Start

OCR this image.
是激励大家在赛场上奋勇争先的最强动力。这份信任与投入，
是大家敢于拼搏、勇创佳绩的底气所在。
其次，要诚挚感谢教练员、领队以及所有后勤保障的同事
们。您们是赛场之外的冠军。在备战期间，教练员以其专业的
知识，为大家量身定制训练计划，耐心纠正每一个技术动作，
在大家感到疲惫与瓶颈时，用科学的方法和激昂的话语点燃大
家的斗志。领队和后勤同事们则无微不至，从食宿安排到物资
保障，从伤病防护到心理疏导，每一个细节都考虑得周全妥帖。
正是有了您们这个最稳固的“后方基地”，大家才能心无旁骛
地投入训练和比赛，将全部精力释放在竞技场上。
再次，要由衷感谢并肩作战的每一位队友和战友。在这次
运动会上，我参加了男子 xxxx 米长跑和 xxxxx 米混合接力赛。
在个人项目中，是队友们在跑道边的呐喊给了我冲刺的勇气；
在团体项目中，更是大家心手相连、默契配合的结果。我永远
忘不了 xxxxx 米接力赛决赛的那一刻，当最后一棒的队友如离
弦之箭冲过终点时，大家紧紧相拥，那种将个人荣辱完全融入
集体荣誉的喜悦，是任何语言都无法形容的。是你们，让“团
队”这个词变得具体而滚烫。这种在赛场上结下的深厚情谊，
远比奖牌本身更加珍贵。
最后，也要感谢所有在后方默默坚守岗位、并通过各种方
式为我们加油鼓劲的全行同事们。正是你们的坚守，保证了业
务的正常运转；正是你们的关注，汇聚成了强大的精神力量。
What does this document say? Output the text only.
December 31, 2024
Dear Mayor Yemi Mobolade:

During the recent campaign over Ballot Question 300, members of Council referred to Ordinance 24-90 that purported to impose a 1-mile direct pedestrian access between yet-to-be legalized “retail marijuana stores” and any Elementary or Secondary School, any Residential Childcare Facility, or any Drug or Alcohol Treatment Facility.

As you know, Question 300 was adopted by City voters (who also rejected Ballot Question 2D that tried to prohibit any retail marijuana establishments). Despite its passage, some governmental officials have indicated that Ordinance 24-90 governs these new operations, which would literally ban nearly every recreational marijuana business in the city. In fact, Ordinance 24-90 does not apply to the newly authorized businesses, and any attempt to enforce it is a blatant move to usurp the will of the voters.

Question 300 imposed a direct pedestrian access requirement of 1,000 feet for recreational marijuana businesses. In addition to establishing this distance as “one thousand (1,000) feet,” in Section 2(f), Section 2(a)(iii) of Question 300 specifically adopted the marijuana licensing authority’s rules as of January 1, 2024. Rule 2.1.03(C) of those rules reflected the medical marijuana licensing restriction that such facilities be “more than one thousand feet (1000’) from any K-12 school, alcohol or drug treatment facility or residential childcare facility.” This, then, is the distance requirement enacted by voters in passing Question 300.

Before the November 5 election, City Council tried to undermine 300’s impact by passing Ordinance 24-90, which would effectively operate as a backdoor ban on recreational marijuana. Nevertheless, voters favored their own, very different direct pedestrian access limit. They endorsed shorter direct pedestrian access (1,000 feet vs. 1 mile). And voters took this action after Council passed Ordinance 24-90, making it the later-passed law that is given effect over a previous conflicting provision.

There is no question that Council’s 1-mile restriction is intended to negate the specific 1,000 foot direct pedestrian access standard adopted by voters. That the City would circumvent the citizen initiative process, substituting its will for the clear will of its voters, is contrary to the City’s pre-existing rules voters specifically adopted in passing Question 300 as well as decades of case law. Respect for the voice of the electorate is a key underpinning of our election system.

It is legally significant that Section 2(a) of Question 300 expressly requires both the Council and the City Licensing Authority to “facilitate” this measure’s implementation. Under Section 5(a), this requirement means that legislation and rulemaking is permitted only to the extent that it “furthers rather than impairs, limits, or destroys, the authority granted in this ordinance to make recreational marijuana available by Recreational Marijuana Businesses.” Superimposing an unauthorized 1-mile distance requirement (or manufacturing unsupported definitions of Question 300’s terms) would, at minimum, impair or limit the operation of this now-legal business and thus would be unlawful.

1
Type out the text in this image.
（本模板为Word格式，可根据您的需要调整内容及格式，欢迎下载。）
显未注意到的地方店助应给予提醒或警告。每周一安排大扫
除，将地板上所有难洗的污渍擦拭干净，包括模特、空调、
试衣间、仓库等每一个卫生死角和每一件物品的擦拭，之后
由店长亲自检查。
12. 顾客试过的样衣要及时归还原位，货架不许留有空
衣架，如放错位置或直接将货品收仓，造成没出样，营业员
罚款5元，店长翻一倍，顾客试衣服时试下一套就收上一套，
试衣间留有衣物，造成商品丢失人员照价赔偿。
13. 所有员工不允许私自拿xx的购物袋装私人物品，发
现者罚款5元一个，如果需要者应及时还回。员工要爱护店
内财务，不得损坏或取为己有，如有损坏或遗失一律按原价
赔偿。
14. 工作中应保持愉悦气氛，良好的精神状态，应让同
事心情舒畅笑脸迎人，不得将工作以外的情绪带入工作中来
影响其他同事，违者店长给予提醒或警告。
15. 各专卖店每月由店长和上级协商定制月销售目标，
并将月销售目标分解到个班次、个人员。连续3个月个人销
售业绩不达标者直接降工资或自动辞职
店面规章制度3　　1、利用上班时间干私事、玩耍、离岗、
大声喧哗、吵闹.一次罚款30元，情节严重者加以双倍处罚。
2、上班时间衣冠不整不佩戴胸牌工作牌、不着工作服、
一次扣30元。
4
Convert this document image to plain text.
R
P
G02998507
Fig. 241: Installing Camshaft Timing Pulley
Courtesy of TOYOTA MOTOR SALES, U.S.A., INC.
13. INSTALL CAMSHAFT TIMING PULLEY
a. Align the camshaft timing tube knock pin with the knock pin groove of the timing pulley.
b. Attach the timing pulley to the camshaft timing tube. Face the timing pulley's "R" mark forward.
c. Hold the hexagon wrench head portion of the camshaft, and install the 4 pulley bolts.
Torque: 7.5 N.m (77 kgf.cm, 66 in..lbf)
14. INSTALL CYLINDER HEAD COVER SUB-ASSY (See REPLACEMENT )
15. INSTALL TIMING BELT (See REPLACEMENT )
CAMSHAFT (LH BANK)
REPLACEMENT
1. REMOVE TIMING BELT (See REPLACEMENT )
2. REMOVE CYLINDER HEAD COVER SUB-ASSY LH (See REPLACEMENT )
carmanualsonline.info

End

» **WRITTEN INSTRUCTION**
Print the whole listing again, exactly.

» **TASK ANSWER**
OCR this image.
是激励大家在赛场上奋勇争先的最强动力。这份信任与投入，
是大家敢于拼搏、勇创佳绩的底气所在。
其次，要诚挚感谢教练员、领队以及所有后勤保障的同事
们。您们是赛场之外的冠军。在备战期间，教练员以其专业的
知识，为大家量身定制训练计划，耐心纠正每一个技术动作，
在大家感到疲惫与瓶颈时，用科学的方法和激昂的话语点燃大
家的斗志。领队和后勤同事们则无微不至，从食宿安排到物资
保障，从伤病防护到心理疏导，每一个细节都考虑得周全妥帖。
正是有了您们这个最稳固的“后方基地”，大家才能心无旁骛
地投入训练和比赛，将全部精力释放在竞技场上。
再次，要由衷感谢并肩作战的每一位队友和战友。在这次
运动会上，我参加了男子 xxxx 米长跑和 xxxxx 米混合接力赛。
在个人项目中，是队友们在跑道边的呐喊给了我冲刺的勇气；
在团体项目中，更是大家心手相连、默契配合的结果。我永远
忘不了 xxxxx 米接力赛决赛的那一刻，当最后一棒的队友如离
弦之箭冲过终点时，大家紧紧相拥，那种将个人荣辱完全融入
集体荣誉的喜悦，是任何语言都无法形容的。是你们，让“团
队”这个词变得具体而滚烫。这种在赛场上结下的深厚情谊，
远比奖牌本身更加珍贵。
最后，也要感谢所有在后方默默坚守岗位、并通过各种方
式为我们加油鼓劲的全行同事们。正是你们的坚守，保证了业
务的正常运转；正是你们的关注，汇聚成了强大的精神力量。
What does this document say? Output the text only.
December 31, 2024
Dear Mayor Yemi Mobolade:

During the recent campaign over Ballot Question 300, members of Council referred to Ordinance 24-90 that purported to impose a 1-mile direct pedestrian access between yet-to-be legalized “retail marijuana stores” and any Elementary or Secondary School, any Residential Childcare Facility, or any Drug or Alcohol Treatment Facility.

As you know, Question 300 was adopted by City voters (who also rejected Ballot Question 2D that tried to prohibit any retail marijuana establishments). Despite its passage, some governmental officials have indicated that Ordinance 24-90 governs these new operations, which would literally ban nearly every recreational marijuana business in the city. In fact, Ordinance 24-90 does not apply to the newly authorized businesses, and any attempt to enforce it is a blatant move to usurp the will of the voters.

Question 300 imposed a direct pedestrian access requirement of 1,000 feet for recreational marijuana businesses. In addition to establishing this distance as “one thousand (1,000) feet,” in Section 2(f), Section 2(a)(iii) of Question 300 specifically adopted the marijuana licensing authority’s rules as of January 1, 2024. Rule 2.1.03(C) of those rules reflected the medical marijuana licensing restriction that such facilities be “more than one thousand feet (1000’) from any K-12 school, alcohol or drug treatment facility or residential childcare facility.” This, then, is the distance requirement enacted by voters in passing Question 300.

Before the November 5 election, City Council tried to undermine 300’s impact by passing Ordinance 24-90, which would effectively operate as a backdoor ban on recreational marijuana. Nevertheless, voters favored their own, very different direct pedestrian access limit. They endorsed shorter direct pedestrian access (1,000 feet vs. 1 mile). And voters took this action after Council passed Ordinance 24-90, making it the later-passed law that is given effect over a previous conflicting provision.

There is no question that Council’s 1-mile restriction is intended to negate the specific 1,000 foot direct pedestrian access standard adopted by voters. That the City would circumvent the citizen initiative process, substituting its will for the clear will of its voters, is contrary to the City’s pre-existing rules voters specifically adopted in passing Question 300 as well as decades of case law. Respect for the voice of the electorate is a key underpinning of our election system.

It is legally significant that Section 2(a) of Question 300 expressly requires both the Council and the City Licensing Authority to “facilitate” this measure’s implementation. Under Section 5(a), this requirement means that legislation and rulemaking is permitted only to the extent that it “furthers rather than impairs, limits, or destroys, the authority granted in this ordinance to make recreational marijuana available by Recreational Marijuana Businesses.” Superimposing an unauthorized 1-mile distance requirement (or manufacturing unsupported definitions of Question 300’s terms) would, at minimum, impair or limit the operation of this now-legal business and thus would be unlawful.

1
Type out the text in this image.
（本模板为Word格式，可根据您的需要调整内容及格式，欢迎下载。）
显未注意到的地方店助应给予提醒或警告。每周一安排大扫
除，将地板上所有难洗的污渍擦拭干净，包括模特、空调、
试衣间、仓库等每一个卫生死角和每一件物品的擦拭，之后
由店长亲自检查。
12. 顾客试过的样衣要及时归还原位，货架不许留有空
衣架，如放错位置或直接将货品收仓，造成没出样，营业员
罚款5元，店长翻一倍，顾客试衣服时试下一套就收上一套，
试衣间留有衣物，造成商品丢失人员照价赔偿。
13. 所有员工不允许私自拿xx的购物袋装私人物品，发
现者罚款5元一个，如果需要者应及时还回。员工要爱护店
内财务，不得损坏或取为己有，如有损坏或遗失一律按原价
赔偿。
14. 工作中应保持愉悦气氛，良好的精神状态，应让同
事心情舒畅笑脸迎人，不得将工作以外的情绪带入工作中来
影响其他同事，违者店长给予提醒或警告。
15. 各专卖店每月由店长和上级协商定制月销售目标，
并将月销售目标分解到个班次、个人员。连续3个月个人销
售业绩不达标者直接降工资或自动辞职
店面规章制度3　　1、利用上班时间干私事、玩耍、离岗、
大声喧哗、吵闹.一次罚款30元，情节严重者加以双倍处罚。
2、上班时间衣冠不整不佩戴胸牌工作牌、不着工作服、
一次扣30元。
4
Convert this document image to plain text.
R
P
G02998507
Fig. 241: Installing Camshaft Timing Pulley
Courtesy of TOYOTA MOTOR SALES, U.S.A., INC.
13. INSTALL CAMSHAFT TIMING PULLEY
a. Align the camshaft timing tube knock pin with the knock pin groove of the timing pulley.
b. Attach the timing pulley to the camshaft timing tube. Face the timing pulley's "R" mark forward.
c. Hold the hexagon wrench head portion of the camshaft, and install the 4 pulley bolts.
Torque: 7.5 N.m (77 kgf.cm, 66 in..lbf)
14. INSTALL CYLINDER HEAD COVER SUB-ASSY (See REPLACEMENT )
15. INSTALL TIMING BELT (See REPLACEMENT )
CAMSHAFT (LH BANK)
REPLACEMENT
1. REMOVE TIMING BELT (See REPLACEMENT )
2. REMOVE CYLINDER HEAD COVER SUB-ASSY LH (See REPLACEMENT )
carmanualsonline.info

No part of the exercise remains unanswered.